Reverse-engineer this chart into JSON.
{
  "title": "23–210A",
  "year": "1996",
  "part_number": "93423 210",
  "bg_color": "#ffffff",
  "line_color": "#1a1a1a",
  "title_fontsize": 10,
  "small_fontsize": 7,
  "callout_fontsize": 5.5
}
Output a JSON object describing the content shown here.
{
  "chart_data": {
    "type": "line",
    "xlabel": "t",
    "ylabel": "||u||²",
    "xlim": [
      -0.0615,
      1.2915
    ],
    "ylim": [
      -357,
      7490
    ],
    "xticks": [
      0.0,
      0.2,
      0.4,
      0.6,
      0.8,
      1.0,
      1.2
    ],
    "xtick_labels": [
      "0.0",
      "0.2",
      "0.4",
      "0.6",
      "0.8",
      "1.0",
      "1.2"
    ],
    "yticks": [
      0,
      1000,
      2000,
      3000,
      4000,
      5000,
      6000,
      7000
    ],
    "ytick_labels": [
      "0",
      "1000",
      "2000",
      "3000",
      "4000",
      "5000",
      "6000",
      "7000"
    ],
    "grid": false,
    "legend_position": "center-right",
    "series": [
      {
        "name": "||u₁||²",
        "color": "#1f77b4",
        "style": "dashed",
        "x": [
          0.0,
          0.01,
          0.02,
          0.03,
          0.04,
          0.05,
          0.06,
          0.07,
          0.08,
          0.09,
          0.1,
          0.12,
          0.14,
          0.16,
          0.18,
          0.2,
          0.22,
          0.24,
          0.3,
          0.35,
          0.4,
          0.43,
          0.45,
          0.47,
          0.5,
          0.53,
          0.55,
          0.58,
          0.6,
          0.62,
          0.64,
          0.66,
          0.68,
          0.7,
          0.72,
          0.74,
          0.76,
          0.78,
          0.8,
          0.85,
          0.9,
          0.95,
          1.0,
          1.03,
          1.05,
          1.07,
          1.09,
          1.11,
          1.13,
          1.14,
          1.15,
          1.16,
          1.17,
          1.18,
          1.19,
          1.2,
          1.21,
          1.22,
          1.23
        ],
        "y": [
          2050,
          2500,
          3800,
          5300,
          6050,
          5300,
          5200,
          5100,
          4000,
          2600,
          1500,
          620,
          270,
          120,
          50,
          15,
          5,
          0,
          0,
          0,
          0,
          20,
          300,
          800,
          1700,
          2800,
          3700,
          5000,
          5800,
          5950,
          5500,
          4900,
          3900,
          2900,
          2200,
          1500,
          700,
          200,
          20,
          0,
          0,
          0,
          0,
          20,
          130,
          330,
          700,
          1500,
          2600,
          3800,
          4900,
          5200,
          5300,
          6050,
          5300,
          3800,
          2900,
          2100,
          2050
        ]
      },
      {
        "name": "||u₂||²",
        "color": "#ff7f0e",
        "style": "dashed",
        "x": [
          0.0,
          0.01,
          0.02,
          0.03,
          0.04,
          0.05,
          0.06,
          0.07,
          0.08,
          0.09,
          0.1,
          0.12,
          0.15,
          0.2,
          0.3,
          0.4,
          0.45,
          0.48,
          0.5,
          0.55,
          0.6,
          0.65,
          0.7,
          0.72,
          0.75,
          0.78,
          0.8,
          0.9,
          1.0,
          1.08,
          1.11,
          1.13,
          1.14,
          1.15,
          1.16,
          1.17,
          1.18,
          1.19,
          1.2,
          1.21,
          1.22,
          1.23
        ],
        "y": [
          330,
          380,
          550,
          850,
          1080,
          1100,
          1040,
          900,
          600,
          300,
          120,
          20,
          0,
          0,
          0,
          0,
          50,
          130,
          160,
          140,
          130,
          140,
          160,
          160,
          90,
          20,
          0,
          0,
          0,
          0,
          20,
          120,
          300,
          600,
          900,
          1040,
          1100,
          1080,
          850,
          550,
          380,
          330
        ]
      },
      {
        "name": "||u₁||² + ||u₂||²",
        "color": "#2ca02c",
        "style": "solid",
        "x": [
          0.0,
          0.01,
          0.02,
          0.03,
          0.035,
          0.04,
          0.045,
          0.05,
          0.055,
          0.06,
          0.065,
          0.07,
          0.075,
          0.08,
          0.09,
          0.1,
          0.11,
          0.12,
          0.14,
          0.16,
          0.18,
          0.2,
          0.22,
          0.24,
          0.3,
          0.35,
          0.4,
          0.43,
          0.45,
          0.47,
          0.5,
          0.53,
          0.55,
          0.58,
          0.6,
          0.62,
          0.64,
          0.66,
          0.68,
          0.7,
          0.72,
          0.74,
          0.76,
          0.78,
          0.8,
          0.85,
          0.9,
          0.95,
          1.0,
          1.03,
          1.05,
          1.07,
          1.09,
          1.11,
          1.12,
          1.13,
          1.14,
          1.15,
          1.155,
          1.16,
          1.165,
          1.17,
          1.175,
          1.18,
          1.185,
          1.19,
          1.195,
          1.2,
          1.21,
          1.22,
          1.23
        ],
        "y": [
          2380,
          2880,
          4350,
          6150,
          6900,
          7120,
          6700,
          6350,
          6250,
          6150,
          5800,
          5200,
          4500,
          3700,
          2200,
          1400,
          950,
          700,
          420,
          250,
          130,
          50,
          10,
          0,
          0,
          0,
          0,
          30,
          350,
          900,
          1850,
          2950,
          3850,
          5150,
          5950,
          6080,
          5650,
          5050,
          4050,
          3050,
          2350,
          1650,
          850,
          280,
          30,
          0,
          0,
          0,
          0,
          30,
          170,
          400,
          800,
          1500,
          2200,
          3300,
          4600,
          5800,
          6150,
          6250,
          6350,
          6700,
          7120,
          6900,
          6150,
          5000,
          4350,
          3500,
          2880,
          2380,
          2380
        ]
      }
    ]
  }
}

###

(THE PROBLEM): All of the entries must be written out exactly as they stand.

(RESPONSE BELOW):
Reverse-engineer this chart into JSON.
{
  "title": "23–210A",
  "year": "1996",
  "part_number": "93423 210",
  "bg_color": "#ffffff",
  "line_color": "#1a1a1a",
  "title_fontsize": 10,
  "small_fontsize": 7,
  "callout_fontsize": 5.5
}
Output a JSON object describing the content shown here.
{
  "chart_data": {
    "type": "line",
    "xlabel": "t",
    "ylabel": "||u||²",
    "xlim": [
      -0.0615,
      1.2915
    ],
    "ylim": [
      -357,
      7490
    ],
    "xticks": [
      0.0,
      0.2,
      0.4,
      0.6,
      0.8,
      1.0,
      1.2
    ],
    "xtick_labels": [
      "0.0",
      "0.2",
      "0.4",
      "0.6",
      "0.8",
      "1.0",
      "1.2"
    ],
    "yticks": [
      0,
      1000,
      2000,
      3000,
      4000,
      5000,
      6000,
      7000
    ],
    "ytick_labels": [
      "0",
      "1000",
      "2000",
      "3000",
      "4000",
      "5000",
      "6000",
      "7000"
    ],
    "grid": false,
    "legend_position": "center-right",
    "series": [
      {
        "name": "||u₁||²",
        "color": "#1f77b4",
        "style": "dashed",
        "x": [
          0.0,
          0.01,
          0.02,
          0.03,
          0.04,
          0.05,
          0.06,
          0.07,
          0.08,
          0.09,
          0.1,
          0.12,
          0.14,
          0.16,
          0.18,
          0.2,
          0.22,
          0.24,
          0.3,
          0.35,
          0.4,
          0.43,
          0.45,
          0.47,
          0.5,
          0.53,
          0.55,
          0.58,
          0.6,
          0.62,
          0.64,
          0.66,
          0.68,
          0.7,
          0.72,
          0.74,
          0.76,
          0.78,
          0.8,
          0.85,
          0.9,
          0.95,
          1.0,
          1.03,
          1.05,
          1.07,
          1.09,
          1.11,
          1.13,
          1.14,
          1.15,
          1.16,
          1.17,
          1.18,
          1.19,
          1.2,
          1.21,
          1.22,
          1.23
        ],
        "y": [
          2050,
          2500,
          3800,
          5300,
          6050,
          5300,
          5200,
          5100,
          4000,
          2600,
          1500,
          620,
          270,
          120,
          50,
          15,
          5,
          0,
          0,
          0,
          0,
          20,
          300,
          800,
          1700,
          2800,
          3700,
          5000,
          5800,
          5950,
          5500,
          4900,
          3900,
          2900,
          2200,
          1500,
          700,
          200,
          20,
          0,
          0,
          0,
          0,
          20,
          130,
          330,
          700,
          1500,
          2600,
          3800,
          4900,
          5200,
          5300,
          6050,
          5300,
          3800,
          2900,
          2100,
          2050
        ]
      },
      {
        "name": "||u₂||²",
        "color": "#ff7f0e",
        "style": "dashed",
        "x": [
          0.0,
          0.01,
          0.02,
          0.03,
          0.04,
          0.05,
          0.06,
          0.07,
          0.08,
          0.09,
          0.1,
          0.12,
          0.15,
          0.2,
          0.3,
          0.4,
          0.45,
          0.48,
          0.5,
          0.55,
          0.6,
          0.65,
          0.7,
          0.72,
          0.75,
          0.78,
          0.8,
          0.9,
          1.0,
          1.08,
          1.11,
          1.13,
          1.14,
          1.15,
          1.16,
          1.17,
          1.18,
          1.19,
          1.2,
          1.21,
          1.22,
          1.23
        ],
        "y": [
          330,
          380,
          550,
          850,
          1080,
          1100,
          1040,
          900,
          600,
          300,
          120,
          20,
          0,
          0,
          0,
          0,
          50,
          130,
          160,
          140,
          130,
          140,
          160,
          160,
          90,
          20,
          0,
          0,
          0,
          0,
          20,
          120,
          300,
          600,
          900,
          1040,
          1100,
          1080,
          850,
          550,
          380,
          330
        ]
      },
      {
        "name": "||u₁||² + ||u₂||²",
        "color": "#2ca02c",
        "style": "solid",
        "x": [
          0.0,
          0.01,
          0.02,
          0.03,
          0.035,
          0.04,
          0.045,
          0.05,
          0.055,
          0.06,
          0.065,
          0.07,
          0.075,
          0.08,
          0.09,
          0.1,
          0.11,
          0.12,
          0.14,
          0.16,
          0.18,
          0.2,
          0.22,
          0.24,
          0.3,
          0.35,
          0.4,
          0.43,
          0.45,
          0.47,
          0.5,
          0.53,
          0.55,
          0.58,
          0.6,
          0.62,
          0.64,
          0.66,
          0.68,
          0.7,
          0.72,
          0.74,
          0.76,
          0.78,
          0.8,
          0.85,
          0.9,
          0.95,
          1.0,
          1.03,
          1.05,
          1.07,
          1.09,
          1.11,
          1.12,
          1.13,
          1.14,
          1.15,
          1.155,
          1.16,
          1.165,
          1.17,
          1.175,
          1.18,
          1.185,
          1.19,
          1.195,
          1.2,
          1.21,
          1.22,
          1.23
        ],
        "y": [
          2380,
          2880,
          4350,
          6150,
          6900,
          7120,
          6700,
          6350,
          6250,
          6150,
          5800,
          5200,
          4500,
          3700,
          2200,
          1400,
          950,
          700,
          420,
          250,
          130,
          50,
          10,
          0,
          0,
          0,
          0,
          30,
          350,
          900,
          1850,
          2950,
          3850,
          5150,
          5950,
          6080,
          5650,
          5050,
          4050,
          3050,
          2350,
          1650,
          850,
          280,
          30,
          0,
          0,
          0,
          0,
          30,
          170,
          400,
          800,
          1500,
          2200,
          3300,
          4600,
          5800,
          6150,
          6250,
          6350,
          6700,
          7120,
          6900,
          6150,
          5000,
          4350,
          3500,
          2880,
          2380,
          2380
        ]
      }
    ]
  }
}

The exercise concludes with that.